── DATA LINES ──

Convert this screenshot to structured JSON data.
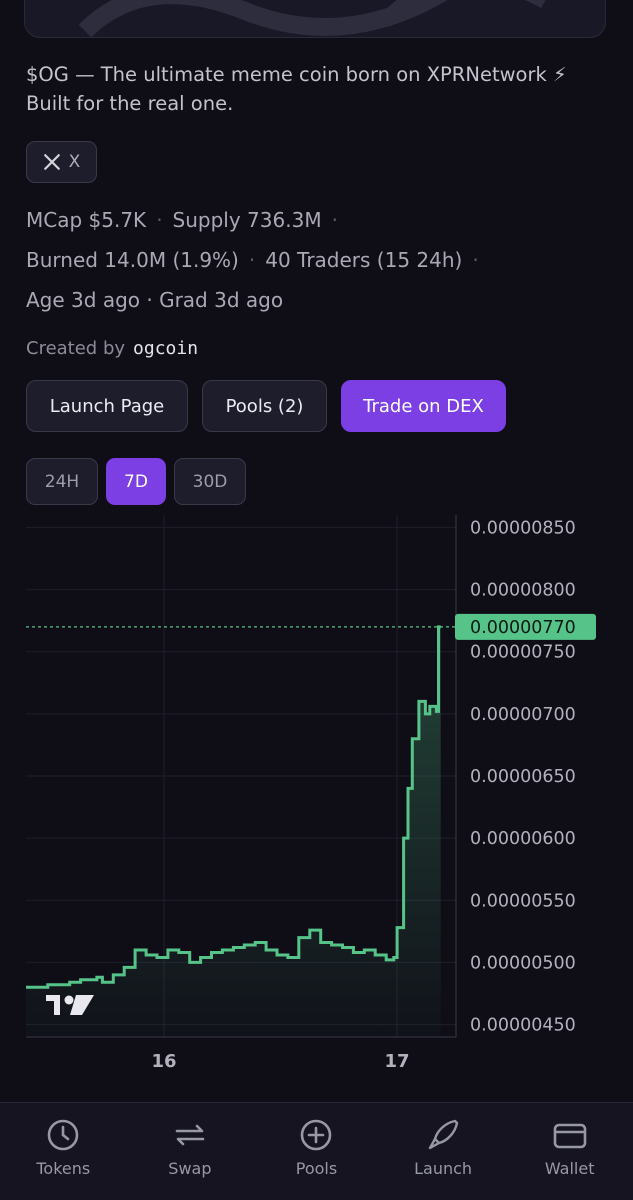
{
  "token": {
    "description": "$OG — The ultimate meme coin born on XPRNetwork ⚡ Built for the real one."
  },
  "social": {
    "label": "X"
  },
  "stats": {
    "mcap": "MCap $5.7K",
    "supply": "Supply 736.3M",
    "burned": "Burned 14.0M (1.9%)",
    "traders": "40 Traders (15 24h)",
    "age": "Age 3d ago · Grad 3d ago"
  },
  "created": {
    "label": "Created by",
    "creator": "ogcoin"
  },
  "actions": {
    "launch_page": "Launch Page",
    "pools": "Pools (2)",
    "trade": "Trade on DEX"
  },
  "ranges": [
    "24H",
    "7D",
    "30D"
  ],
  "active_range": "7D",
  "colors": {
    "accent": "#7b3fe4",
    "line": "#56c489",
    "background": "#0f0e17"
  },
  "chart_data": {
    "type": "area",
    "y_ticks": [
      "0.00000850",
      "0.00000800",
      "0.00000750",
      "0.00000700",
      "0.00000650",
      "0.00000600",
      "0.00000550",
      "0.00000500",
      "0.00000450"
    ],
    "x_ticks": [
      "16",
      "17"
    ],
    "ylim": [
      4.4e-06,
      8.6e-06
    ],
    "last_price": "0.00000770",
    "last_value": 7.7e-06,
    "grid": true,
    "points": [
      [
        0,
        4.8e-06
      ],
      [
        2,
        4.82e-06
      ],
      [
        4,
        4.84e-06
      ],
      [
        5,
        4.86e-06
      ],
      [
        6.5,
        4.88e-06
      ],
      [
        7,
        4.84e-06
      ],
      [
        8,
        4.9e-06
      ],
      [
        9,
        4.96e-06
      ],
      [
        10,
        5.1e-06
      ],
      [
        11,
        5.06e-06
      ],
      [
        12,
        5.04e-06
      ],
      [
        13,
        5.1e-06
      ],
      [
        14,
        5.08e-06
      ],
      [
        15,
        5e-06
      ],
      [
        16,
        5.04e-06
      ],
      [
        17,
        5.08e-06
      ],
      [
        18,
        5.1e-06
      ],
      [
        19,
        5.12e-06
      ],
      [
        20,
        5.14e-06
      ],
      [
        21,
        5.16e-06
      ],
      [
        22,
        5.1e-06
      ],
      [
        23,
        5.06e-06
      ],
      [
        24,
        5.04e-06
      ],
      [
        25,
        5.2e-06
      ],
      [
        26,
        5.26e-06
      ],
      [
        27,
        5.16e-06
      ],
      [
        28,
        5.14e-06
      ],
      [
        29,
        5.12e-06
      ],
      [
        30,
        5.08e-06
      ],
      [
        31,
        5.1e-06
      ],
      [
        32,
        5.06e-06
      ],
      [
        33,
        5.02e-06
      ],
      [
        33.7,
        5.04e-06
      ],
      [
        34,
        5.28e-06
      ],
      [
        34.6,
        6e-06
      ],
      [
        35,
        6.4e-06
      ],
      [
        35.4,
        6.8e-06
      ],
      [
        36,
        7.1e-06
      ],
      [
        36.6,
        7e-06
      ],
      [
        37,
        7.06e-06
      ],
      [
        37.6,
        7.02e-06
      ],
      [
        37.8,
        7.7e-06
      ],
      [
        38,
        7.7e-06
      ]
    ]
  },
  "nav": [
    {
      "label": "Tokens",
      "icon": "clock-icon"
    },
    {
      "label": "Swap",
      "icon": "swap-icon"
    },
    {
      "label": "Pools",
      "icon": "plus-circle-icon"
    },
    {
      "label": "Launch",
      "icon": "rocket-icon"
    },
    {
      "label": "Wallet",
      "icon": "wallet-icon"
    }
  ]
}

───

◆ JOB:
Where a line in the material contains "Launch", copy that line.

◆ PROBLEM SOLUTION:
    "launch_page": "Launch Page",
      "label": "Launch",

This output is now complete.